(Set task A)
In the records, can you convert the lines starting with the one containing "256, 343, 271]" and going on through the one containing "76, 27, 91]" into a JSON list of strings, one string per line, with blank lines left out?

(Reading text)
#####
Yeshua, I pass this to you. If you have memories of that event, we’d love to hear them. But if you choose not to talk about that, whatever you want to talk about is okay.
(Yeshua)
Aaron: Thank you, Yeshua. I am Aaron. The world in those days was filled with violence, the violence that led to your crucifixion and to that whole experience for so many people, all the violence of the opposing forces. And today we’re living in a world again with opposing forces, so much misunderstanding. Some of us have many lifetimes, many centuries of experience, and much deeper understanding about how to invite peace into the world. And yet, for many people, there seems to be a sense of hopelessness.
Those of you who are here tonight have been practicing the dharma with me, learning your meditation and deepening your meditation practice so that you can come into a place of center and hold that still center when the world is crazy around you.
As I look back, I realize how deeply Yeshua’s presence two thousand years ago planted the seeds for the light and the love that ground us today and help prepare us to do the work we must do now out in the world today.
“Peace on Earth, good will toward men…” What does it mean, when so many innocent people are being killed daily, when so many people are starving, when there is so much hatred?
And yet, as the Buddha said, with such clarity, “Hatred never resolves hatred; only love resolves hatred.” How do we bring love into these stressful situations—genuine love, not a theoretical, “Oh, I will bring love to this,” but, truly releasing the duality, so that nobody is separate in our hearts, so that we have immense compassion not only for the victims of suffering but for the perpetrators of it, who are also suffering?
#####
[Boxed element records]
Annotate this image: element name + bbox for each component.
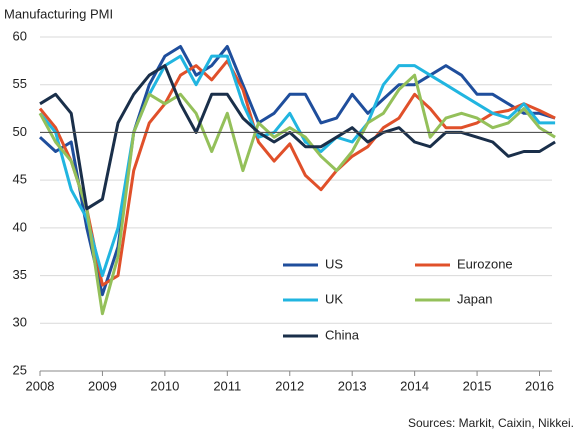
legend-label: US	[325, 256, 343, 271]
legend-label: Japan	[457, 291, 492, 306]
x-tick-label: 2008	[26, 378, 55, 393]
legend-label: Eurozone	[457, 256, 513, 271]
y-tick-label: 45	[13, 172, 27, 187]
legend-label: UK	[325, 291, 343, 306]
series-line	[38, 54, 556, 278]
y-tick-label: 55	[13, 76, 27, 91]
series-line	[39, 64, 556, 211]
y-tick-label: 35	[13, 267, 27, 282]
x-tick-label: 2016	[525, 378, 554, 393]
x-tick-label: 2009	[88, 378, 117, 393]
y-tick-label: 40	[13, 219, 27, 234]
y-tick-label: 50	[13, 124, 27, 139]
y-tick-label: 25	[13, 362, 27, 377]
chart-title: Manufacturing PMI	[4, 6, 113, 21]
x-tick-label: 2012	[275, 378, 304, 393]
series-line	[38, 73, 556, 316]
y-tick-label: 60	[13, 28, 27, 43]
series-line	[38, 59, 556, 287]
x-tick-label: 2010	[150, 378, 179, 393]
source: Sources: Markit, Caixin, Nikkei.	[408, 416, 574, 430]
x-tick-label: 2014	[400, 378, 429, 393]
x-tick-label: 2013	[338, 378, 367, 393]
y-tick-label: 30	[13, 315, 27, 330]
x-tick-label: 2015	[463, 378, 492, 393]
legend-label: China	[325, 327, 360, 342]
x-tick-label: 2011	[213, 378, 241, 393]
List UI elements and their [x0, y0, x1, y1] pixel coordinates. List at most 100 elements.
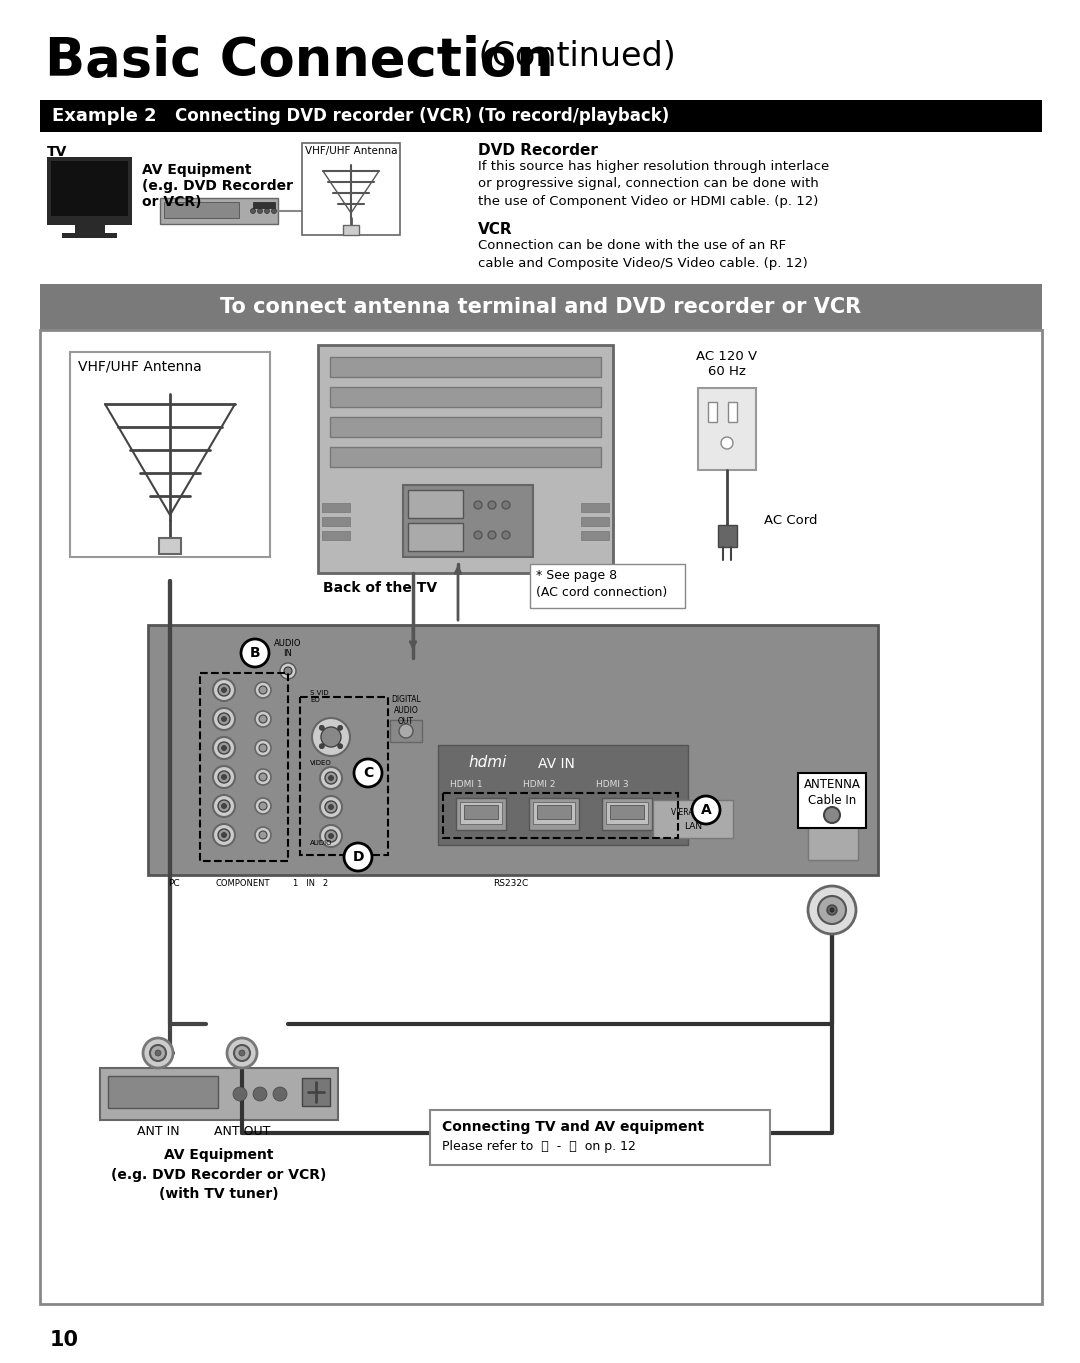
Bar	[302, 1078, 330, 1105]
Circle shape	[273, 1088, 287, 1101]
Circle shape	[345, 842, 372, 871]
Bar	[530, 564, 685, 608]
Text: HDMI 2: HDMI 2	[523, 780, 555, 789]
Circle shape	[218, 684, 230, 696]
Circle shape	[255, 682, 271, 698]
Circle shape	[259, 801, 267, 810]
Bar	[808, 810, 858, 860]
Bar	[108, 1075, 218, 1108]
Bar	[160, 198, 278, 224]
Circle shape	[241, 639, 269, 667]
Circle shape	[218, 771, 230, 782]
Circle shape	[320, 825, 342, 846]
Text: AUDIO
IN: AUDIO IN	[274, 639, 301, 658]
Text: VHF/UHF Antenna: VHF/UHF Antenna	[78, 360, 202, 373]
Text: ANTENNA
Cable In: ANTENNA Cable In	[804, 778, 861, 807]
Bar	[302, 143, 400, 234]
Text: COMPONENT: COMPONENT	[215, 879, 270, 889]
Text: 10: 10	[50, 1330, 79, 1349]
Text: TV: TV	[48, 144, 67, 159]
Text: Connecting TV and AV equipment: Connecting TV and AV equipment	[442, 1120, 704, 1134]
Text: AV Equipment
(e.g. DVD Recorder
or VCR): AV Equipment (e.g. DVD Recorder or VCR)	[141, 164, 293, 210]
Text: AC Cord: AC Cord	[764, 514, 818, 526]
Circle shape	[213, 737, 235, 759]
Circle shape	[312, 718, 350, 756]
Text: LAN: LAN	[684, 822, 702, 831]
Bar	[300, 696, 388, 855]
Circle shape	[213, 679, 235, 701]
Circle shape	[213, 795, 235, 816]
Bar	[430, 1109, 770, 1165]
Circle shape	[265, 209, 270, 214]
Text: RS232C: RS232C	[492, 879, 528, 889]
Circle shape	[320, 767, 342, 789]
Bar	[718, 525, 737, 547]
Circle shape	[502, 502, 510, 508]
Circle shape	[320, 725, 324, 731]
Bar	[200, 673, 288, 861]
Circle shape	[692, 796, 720, 825]
Bar	[343, 225, 359, 234]
Circle shape	[488, 532, 496, 538]
Bar	[581, 532, 609, 540]
Bar	[40, 99, 1042, 132]
Text: Please refer to  Ⓐ  -  Ⓓ  on p. 12: Please refer to Ⓐ - Ⓓ on p. 12	[442, 1139, 636, 1153]
Circle shape	[255, 740, 271, 756]
Bar	[62, 233, 117, 239]
Circle shape	[325, 801, 337, 812]
Circle shape	[143, 1039, 173, 1069]
Circle shape	[221, 746, 227, 751]
Circle shape	[259, 773, 267, 781]
Circle shape	[338, 744, 342, 748]
Circle shape	[824, 807, 840, 823]
Bar	[610, 806, 644, 819]
Circle shape	[239, 1050, 245, 1056]
Circle shape	[156, 1050, 161, 1056]
Circle shape	[831, 908, 834, 912]
Circle shape	[213, 707, 235, 731]
Text: C: C	[363, 766, 373, 780]
Text: PC: PC	[168, 879, 179, 889]
Circle shape	[502, 532, 510, 538]
Circle shape	[328, 776, 334, 781]
Text: VIERA CAST: VIERA CAST	[671, 808, 715, 816]
Circle shape	[474, 532, 482, 538]
Circle shape	[259, 716, 267, 722]
Bar	[330, 447, 600, 468]
Bar	[456, 797, 507, 830]
Text: ANT OUT: ANT OUT	[214, 1124, 270, 1138]
Bar	[408, 491, 463, 518]
Bar	[322, 532, 350, 540]
Bar	[460, 801, 502, 825]
Bar	[322, 517, 350, 526]
Bar	[322, 503, 350, 512]
Text: Basic Connection: Basic Connection	[45, 35, 554, 87]
Circle shape	[213, 766, 235, 788]
Text: D: D	[352, 851, 364, 864]
Circle shape	[221, 687, 227, 692]
Text: HDMI 3: HDMI 3	[596, 780, 629, 789]
Circle shape	[399, 724, 413, 737]
Text: DVD Recorder: DVD Recorder	[478, 143, 598, 158]
Bar	[602, 797, 652, 830]
Circle shape	[320, 796, 342, 818]
Bar	[390, 720, 422, 741]
Bar	[330, 417, 600, 438]
Bar	[253, 202, 275, 209]
Text: Back of the TV: Back of the TV	[323, 581, 437, 596]
Bar	[159, 538, 181, 553]
Text: hdmi: hdmi	[468, 755, 507, 770]
Bar	[728, 402, 737, 423]
Circle shape	[218, 713, 230, 725]
Text: Connecting DVD recorder (VCR) (To record/playback): Connecting DVD recorder (VCR) (To record…	[175, 108, 670, 125]
Circle shape	[808, 886, 856, 934]
Circle shape	[271, 209, 276, 214]
Text: AV Equipment
(e.g. DVD Recorder or VCR)
(with TV tuner): AV Equipment (e.g. DVD Recorder or VCR) …	[111, 1148, 326, 1201]
Bar	[403, 485, 534, 557]
Circle shape	[354, 759, 382, 786]
Circle shape	[218, 829, 230, 841]
Bar	[70, 352, 270, 557]
Circle shape	[221, 804, 227, 808]
Circle shape	[338, 725, 342, 731]
Circle shape	[221, 774, 227, 780]
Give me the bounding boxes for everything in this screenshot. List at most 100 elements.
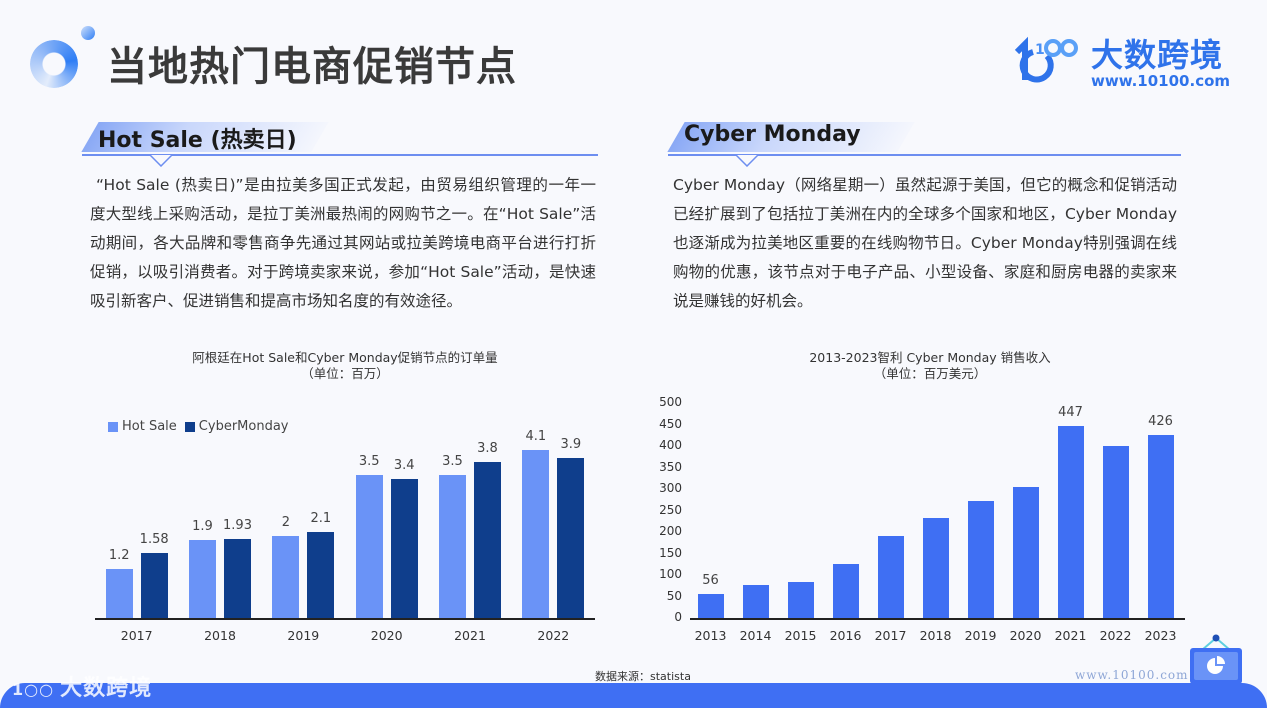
bar-value-label: 3.9: [560, 437, 582, 453]
y-tick-label: 250: [659, 502, 682, 517]
y-tick-label: 200: [659, 524, 682, 538]
bar-hot-sale: [439, 474, 466, 618]
x-tick-label: 2020: [1009, 628, 1042, 643]
pie-chart-board-icon: [1190, 634, 1242, 684]
title-dot-icon: [81, 26, 95, 40]
chart-plot-area: 1.2 1.58 1.9 1.93 2 2.1 3.5 3.4 3.5 3.8 4.1 3.9: [95, 429, 595, 618]
x-tick-label: 2016: [829, 628, 862, 643]
bar-hot-sale: [272, 536, 300, 618]
x-tick-label: 2014: [739, 628, 772, 643]
legend-swatch-cybermonday: [184, 421, 195, 432]
section-title: Hot Sale (热卖日): [98, 128, 297, 153]
bar-cybermonday: [224, 538, 251, 618]
bar-cybermonday: [140, 553, 168, 618]
bar-revenue: [922, 517, 949, 618]
bar-value-label: 1.93: [223, 517, 252, 533]
chart-subtitle: （单位：百万美元）: [873, 366, 987, 381]
brand-mark-icon: 1: [1014, 36, 1078, 83]
footer-brand: 1○○ 大数跨境: [12, 670, 152, 702]
x-tick-label: 2023: [1144, 628, 1177, 643]
x-tick-label: 2022: [1099, 628, 1132, 643]
brand-url: www.10100.com: [1091, 72, 1231, 90]
svg-text:1: 1: [1035, 42, 1045, 58]
title-ring-icon: [30, 40, 78, 88]
bar-revenue: [877, 535, 904, 618]
bar-revenue: [742, 584, 769, 618]
x-axis-labels: 2017 2018 2019 2020 2021 2022: [95, 628, 595, 646]
y-tick-label: 350: [659, 459, 682, 474]
bar-revenue: [1102, 446, 1129, 618]
y-tick-label: 150: [659, 545, 682, 560]
x-axis-line: [690, 618, 1185, 620]
y-tick-label: 450: [659, 416, 682, 431]
bar-revenue: [787, 581, 814, 618]
y-tick-label: 500: [659, 395, 682, 409]
bar-cybermonday: [474, 462, 501, 618]
footer-brand-name: 大数跨境: [60, 676, 153, 701]
y-tick-label: 50: [666, 588, 682, 603]
section-divider: [668, 154, 1181, 156]
chart-legend: Hot Sale CyberMonday: [108, 419, 288, 434]
x-tick-label: 2021: [1054, 628, 1087, 643]
x-axis-labels: 2013 2014 2015 2016 2017 2018 2019 2020 2021 2022…: [690, 628, 1185, 646]
x-tick-label: 2017: [874, 628, 907, 643]
bar-value-label: 4.1: [525, 429, 547, 444]
bar-hot-sale: [189, 540, 216, 618]
bar-value-label: 3.4: [393, 457, 415, 473]
bar-revenue: [967, 501, 994, 618]
bar-value-label: 3.5: [358, 453, 380, 469]
bar-value-label: 3.8: [477, 441, 498, 457]
bar-revenue: [1057, 425, 1084, 618]
x-tick-label: 2013: [694, 628, 727, 643]
cyber-monday-description: Cyber Monday（网络星期一）虽然起源于美国，但它的概念和促销活动已经扩…: [673, 176, 1177, 310]
x-tick-label: 2020: [370, 628, 403, 643]
bar-value-label: 1.58: [139, 532, 169, 548]
chart-argentina-orders: 阿根廷在Hot Sale和Cyber Monday促销节点的订单量 （单位：百万…: [95, 350, 595, 382]
page-title: 当地热门电商促销节点: [107, 44, 517, 90]
x-tick-label: 2015: [784, 628, 817, 643]
bar-value-label: 1.9: [192, 519, 213, 535]
section-header-hot-sale: Hot Sale (热卖日): [81, 118, 598, 167]
x-tick-label: 2021: [454, 628, 486, 643]
bar-value-label: 2: [281, 515, 290, 531]
chart-subtitle: （单位：百万）: [301, 366, 389, 381]
bar-value-label: 1.2: [108, 547, 130, 563]
section-notch-icon: [736, 155, 758, 167]
brand-name: 大数跨境: [1091, 36, 1224, 74]
bar-revenue: [1012, 486, 1039, 618]
section-notch-icon: [150, 155, 172, 167]
brand-logo: 1 大数跨境 www.10100.com: [1011, 30, 1231, 94]
legend-label-hot-sale: Hot Sale: [122, 419, 177, 434]
chart-chile-cyber-monday-revenue: 2013-2023智利 Cyber Monday 销售收入 （单位：百万美元）: [680, 350, 1180, 382]
bar-hot-sale: [355, 474, 383, 618]
bar-cybermonday: [557, 458, 585, 618]
bar-value-label: 2.1: [310, 510, 332, 526]
x-tick-label: 2019: [287, 628, 320, 643]
chart-plot-area: 56 447 426: [690, 403, 1185, 618]
section-divider: [82, 154, 598, 156]
x-tick-label: 2017: [120, 628, 153, 643]
section-header-cyber-monday: Cyber Monday: [667, 118, 1181, 167]
bar-value-label: 447: [1058, 404, 1083, 420]
hot-sale-description: “Hot Sale (热卖日)”是由拉美多国正式发起，由贸易组织管理的一年一度大…: [90, 176, 596, 310]
y-tick-label: 400: [659, 438, 682, 452]
bar-revenue: [832, 563, 859, 618]
bar-revenue: [697, 593, 724, 618]
section-title: Cyber Monday: [684, 122, 861, 147]
bar-cybermonday: [390, 478, 418, 618]
bar-value-label: 3.5: [442, 453, 463, 469]
chart-title: 2013-2023智利 Cyber Monday 销售收入: [809, 350, 1051, 365]
x-tick-label: 2018: [919, 628, 952, 643]
y-axis-labels: 0 50 100 150 200 250 300 350 400 450 500: [652, 395, 684, 626]
x-axis-line: [95, 618, 595, 620]
footer-brand-mark-icon: 1○○: [12, 680, 55, 699]
footer-url: www.10100.com: [1075, 668, 1189, 682]
bar-cybermonday: [307, 531, 335, 618]
bar-revenue: [1147, 434, 1174, 618]
legend-swatch-hot-sale: [108, 421, 118, 432]
legend-label-cybermonday: CyberMonday: [198, 419, 289, 434]
y-tick-label: 300: [659, 481, 682, 495]
bar-value-label: 56: [702, 572, 719, 588]
y-tick-label: 100: [659, 567, 682, 581]
bar-value-label: 426: [1148, 413, 1173, 429]
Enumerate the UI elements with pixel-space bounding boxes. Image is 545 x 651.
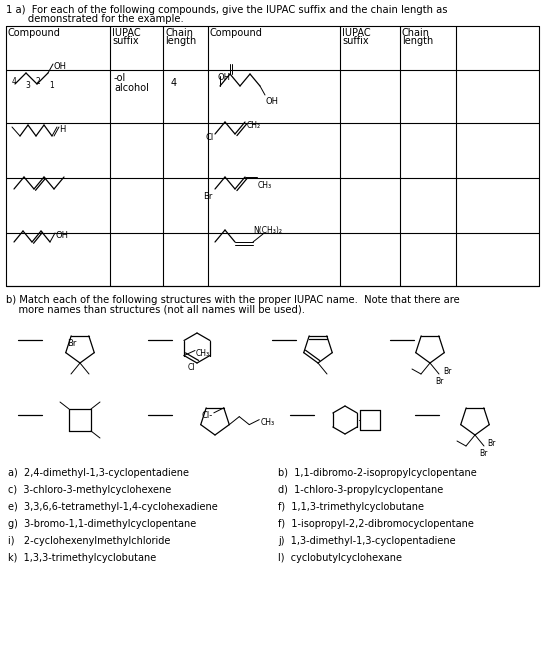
#####
(Set task B)
In the passage on violence and peace, can you transcribe the words starting with "Those of you" and going on through "so much hatred?"?

(Problem solution A)
[
  "legend-label: US\t[325, 256, 343, 271]",
  "legend-label: Japan\t[457, 291, 492, 306]",
  "x-tick-label: 2008\t[26, 378, 55, 393]",
  "legend-label: Eurozone\t[457, 256, 513, 271]",
  "y-tick-label: 45\t[13, 172, 27, 187]",
  "legend-label: UK\t[325, 291, 343, 306]",
  "series-line\t[38, 54, 556, 278]",
  "y-tick-label: 55\t[13, 76, 27, 91]"
]

(Problem solution B)
Those of you who are here tonight have been practicing the dharma with me, learning your meditation and deepening your meditation practice so that you can come into a place of center and hold that still center when the world is crazy around you.
As I look back, I realize how deeply Yeshua’s presence two thousand years ago planted the seeds for the light and the love that ground us today and help prepare us to do the work we must do now out in the world today.
“Peace on Earth, good will toward men…” What does it mean, when so many innocent people are being killed daily, when so many people are starving, when there is so much hatred?